How many lines in this material include the string "Сравнение"? Answer with the number and nothing further.

* **Listed records**:
#####

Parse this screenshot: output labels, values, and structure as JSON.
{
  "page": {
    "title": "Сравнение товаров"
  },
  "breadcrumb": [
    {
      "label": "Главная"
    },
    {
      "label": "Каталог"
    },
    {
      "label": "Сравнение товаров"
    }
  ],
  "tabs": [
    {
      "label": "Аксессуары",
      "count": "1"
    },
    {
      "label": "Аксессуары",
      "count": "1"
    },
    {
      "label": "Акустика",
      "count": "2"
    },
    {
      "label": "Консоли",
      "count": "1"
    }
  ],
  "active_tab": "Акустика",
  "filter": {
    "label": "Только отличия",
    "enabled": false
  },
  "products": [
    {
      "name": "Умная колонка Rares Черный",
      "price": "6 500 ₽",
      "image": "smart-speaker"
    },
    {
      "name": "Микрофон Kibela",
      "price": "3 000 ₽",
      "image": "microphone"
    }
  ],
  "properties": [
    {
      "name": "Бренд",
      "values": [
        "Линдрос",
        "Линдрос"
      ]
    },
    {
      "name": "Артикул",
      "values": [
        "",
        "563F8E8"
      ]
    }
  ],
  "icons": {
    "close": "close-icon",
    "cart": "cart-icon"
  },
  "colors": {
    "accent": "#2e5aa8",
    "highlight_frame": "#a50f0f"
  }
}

#####

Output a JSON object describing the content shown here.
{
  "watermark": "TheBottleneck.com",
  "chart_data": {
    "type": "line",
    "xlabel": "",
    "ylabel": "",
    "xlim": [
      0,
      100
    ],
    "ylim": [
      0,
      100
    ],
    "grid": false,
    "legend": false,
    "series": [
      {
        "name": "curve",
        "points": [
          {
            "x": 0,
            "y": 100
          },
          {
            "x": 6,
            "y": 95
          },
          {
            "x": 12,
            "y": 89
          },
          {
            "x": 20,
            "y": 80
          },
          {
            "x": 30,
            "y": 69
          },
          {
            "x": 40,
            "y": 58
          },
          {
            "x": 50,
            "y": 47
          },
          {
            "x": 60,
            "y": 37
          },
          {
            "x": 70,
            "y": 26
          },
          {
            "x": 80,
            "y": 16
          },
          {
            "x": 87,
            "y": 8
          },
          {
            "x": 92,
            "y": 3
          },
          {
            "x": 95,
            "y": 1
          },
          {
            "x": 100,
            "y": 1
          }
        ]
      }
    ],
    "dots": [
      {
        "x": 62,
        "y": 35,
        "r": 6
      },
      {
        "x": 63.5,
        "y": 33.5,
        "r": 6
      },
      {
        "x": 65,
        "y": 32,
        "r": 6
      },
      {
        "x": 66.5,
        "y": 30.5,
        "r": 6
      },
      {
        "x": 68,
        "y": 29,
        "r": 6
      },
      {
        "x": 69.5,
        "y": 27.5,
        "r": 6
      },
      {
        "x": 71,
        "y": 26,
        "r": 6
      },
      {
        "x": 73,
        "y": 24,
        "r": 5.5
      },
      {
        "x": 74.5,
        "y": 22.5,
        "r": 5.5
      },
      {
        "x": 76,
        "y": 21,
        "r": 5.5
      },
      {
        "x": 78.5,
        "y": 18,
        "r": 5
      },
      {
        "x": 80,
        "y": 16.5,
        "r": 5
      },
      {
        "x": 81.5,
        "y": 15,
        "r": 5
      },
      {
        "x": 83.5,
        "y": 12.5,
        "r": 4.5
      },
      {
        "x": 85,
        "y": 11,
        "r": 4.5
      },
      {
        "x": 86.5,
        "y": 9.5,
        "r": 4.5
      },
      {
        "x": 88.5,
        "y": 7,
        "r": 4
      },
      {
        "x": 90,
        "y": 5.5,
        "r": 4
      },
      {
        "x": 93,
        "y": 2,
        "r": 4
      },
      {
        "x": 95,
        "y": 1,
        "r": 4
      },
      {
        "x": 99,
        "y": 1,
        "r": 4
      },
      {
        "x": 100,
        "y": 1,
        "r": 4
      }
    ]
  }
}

#####

* **Correct answer**:
2